- _DO THIS_
Reproduce the listing below character for character; drop every image.

- _DATA_

-=-=-

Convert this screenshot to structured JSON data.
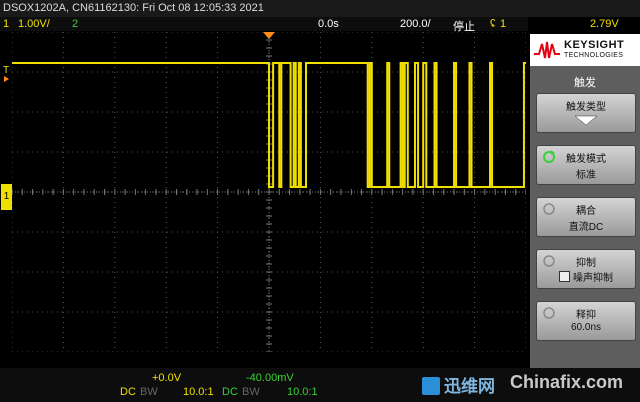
{
  "status": {
    "model_line": "DSOX1202A, CN61162130: Fri Oct 08 12:05:33 2021",
    "ch1_number": "1",
    "ch1_scale": "1.00V/",
    "ch2_number": "2",
    "time_delay": "0.0s",
    "time_scale": "200.0/",
    "run_state": "停止",
    "trigger_source": "1",
    "trigger_level": "2.79V"
  },
  "markers": {
    "trigger_marker": "T",
    "ground_marker": "1"
  },
  "softkeys": {
    "brand_name": "KEYSIGHT",
    "brand_sub": "TECHNOLOGIES",
    "menu_title": "触发",
    "trigger_type_label": "触发类型",
    "trigger_mode_label": "触发模式",
    "trigger_mode_value": "标准",
    "coupling_label": "耦合",
    "coupling_value": "直流DC",
    "reject_label": "抑制",
    "noise_reject_label": "噪声抑制",
    "holdoff_label": "释抑",
    "holdoff_value": "60.0ns"
  },
  "bottom": {
    "ch1_offset": "+0.0V",
    "ch2_offset": "-40.00mV",
    "ch1_coupling": "DC",
    "ch1_bw": "BW",
    "ch1_probe": "10.0:1",
    "ch2_coupling": "DC",
    "ch2_bw": "BW",
    "ch2_probe": "10.0:1"
  },
  "watermark": {
    "cn_text": "迅维网",
    "en_text": "Chinafix.com"
  },
  "colors": {
    "ch1": "#f0e000",
    "ch2": "#39d13a",
    "trigger": "#ff8c1a",
    "grid": "#555555"
  },
  "waveform": {
    "time_divisions": 10,
    "volt_divisions": 8,
    "high_level_div": 1.2,
    "low_level_div": -0.3,
    "segments": [
      {
        "t": 0.0,
        "level": 1
      },
      {
        "t": 5.0,
        "level": 0
      },
      {
        "t": 5.08,
        "level": 1
      },
      {
        "t": 5.2,
        "level": 0
      },
      {
        "t": 5.24,
        "level": 1
      },
      {
        "t": 5.42,
        "level": 0
      },
      {
        "t": 5.48,
        "level": 1
      },
      {
        "t": 5.52,
        "level": 0
      },
      {
        "t": 5.58,
        "level": 1
      },
      {
        "t": 5.62,
        "level": 0
      },
      {
        "t": 5.72,
        "level": 1
      },
      {
        "t": 6.92,
        "level": 0
      },
      {
        "t": 6.96,
        "level": 1
      },
      {
        "t": 7.0,
        "level": 0
      },
      {
        "t": 7.3,
        "level": 1
      },
      {
        "t": 7.34,
        "level": 0
      },
      {
        "t": 7.56,
        "level": 1
      },
      {
        "t": 7.6,
        "level": 0
      },
      {
        "t": 7.64,
        "level": 1
      },
      {
        "t": 7.7,
        "level": 0
      },
      {
        "t": 7.84,
        "level": 1
      },
      {
        "t": 7.9,
        "level": 0
      },
      {
        "t": 8.0,
        "level": 1
      },
      {
        "t": 8.06,
        "level": 0
      },
      {
        "t": 8.22,
        "level": 1
      },
      {
        "t": 8.26,
        "level": 0
      },
      {
        "t": 8.6,
        "level": 1
      },
      {
        "t": 8.64,
        "level": 0
      },
      {
        "t": 8.9,
        "level": 1
      },
      {
        "t": 8.94,
        "level": 0
      },
      {
        "t": 9.3,
        "level": 1
      },
      {
        "t": 9.34,
        "level": 0
      },
      {
        "t": 9.96,
        "level": 1
      },
      {
        "t": 10.0,
        "level": 1
      }
    ]
  }
}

-=-=-

- _FINISHED TASK_
Convert this screenshot to structured JSON data.
{
  "status": {
    "model_line": "DSOX1202A, CN61162130: Fri Oct 08 12:05:33 2021",
    "ch1_number": "1",
    "ch1_scale": "1.00V/",
    "ch2_number": "2",
    "time_delay": "0.0s",
    "time_scale": "200.0/",
    "run_state": "停止",
    "trigger_source": "1",
    "trigger_level": "2.79V"
  },
  "markers": {
    "trigger_marker": "T",
    "ground_marker": "1"
  },
  "softkeys": {
    "brand_name": "KEYSIGHT",
    "brand_sub": "TECHNOLOGIES",
    "menu_title": "触发",
    "trigger_type_label": "触发类型",
    "trigger_mode_label": "触发模式",
    "trigger_mode_value": "标准",
    "coupling_label": "耦合",
    "coupling_value": "直流DC",
    "reject_label": "抑制",
    "noise_reject_label": "噪声抑制",
    "holdoff_label": "释抑",
    "holdoff_value": "60.0ns"
  },
  "bottom": {
    "ch1_offset": "+0.0V",
    "ch2_offset": "-40.00mV",
    "ch1_coupling": "DC",
    "ch1_bw": "BW",
    "ch1_probe": "10.0:1",
    "ch2_coupling": "DC",
    "ch2_bw": "BW",
    "ch2_probe": "10.0:1"
  },
  "watermark": {
    "cn_text": "迅维网",
    "en_text": "Chinafix.com"
  },
  "colors": {
    "ch1": "#f0e000",
    "ch2": "#39d13a",
    "trigger": "#ff8c1a",
    "grid": "#555555"
  },
  "waveform": {
    "time_divisions": 10,
    "volt_divisions": 8,
    "high_level_div": 1.2,
    "low_level_div": -0.3,
    "segments": [
      {
        "t": 0.0,
        "level": 1
      },
      {
        "t": 5.0,
        "level": 0
      },
      {
        "t": 5.08,
        "level": 1
      },
      {
        "t": 5.2,
        "level": 0
      },
      {
        "t": 5.24,
        "level": 1
      },
      {
        "t": 5.42,
        "level": 0
      },
      {
        "t": 5.48,
        "level": 1
      },
      {
        "t": 5.52,
        "level": 0
      },
      {
        "t": 5.58,
        "level": 1
      },
      {
        "t": 5.62,
        "level": 0
      },
      {
        "t": 5.72,
        "level": 1
      },
      {
        "t": 6.92,
        "level": 0
      },
      {
        "t": 6.96,
        "level": 1
      },
      {
        "t": 7.0,
        "level": 0
      },
      {
        "t": 7.3,
        "level": 1
      },
      {
        "t": 7.34,
        "level": 0
      },
      {
        "t": 7.56,
        "level": 1
      },
      {
        "t": 7.6,
        "level": 0
      },
      {
        "t": 7.64,
        "level": 1
      },
      {
        "t": 7.7,
        "level": 0
      },
      {
        "t": 7.84,
        "level": 1
      },
      {
        "t": 7.9,
        "level": 0
      },
      {
        "t": 8.0,
        "level": 1
      },
      {
        "t": 8.06,
        "level": 0
      },
      {
        "t": 8.22,
        "level": 1
      },
      {
        "t": 8.26,
        "level": 0
      },
      {
        "t": 8.6,
        "level": 1
      },
      {
        "t": 8.64,
        "level": 0
      },
      {
        "t": 8.9,
        "level": 1
      },
      {
        "t": 8.94,
        "level": 0
      },
      {
        "t": 9.3,
        "level": 1
      },
      {
        "t": 9.34,
        "level": 0
      },
      {
        "t": 9.96,
        "level": 1
      },
      {
        "t": 10.0,
        "level": 1
      }
    ]
  }
}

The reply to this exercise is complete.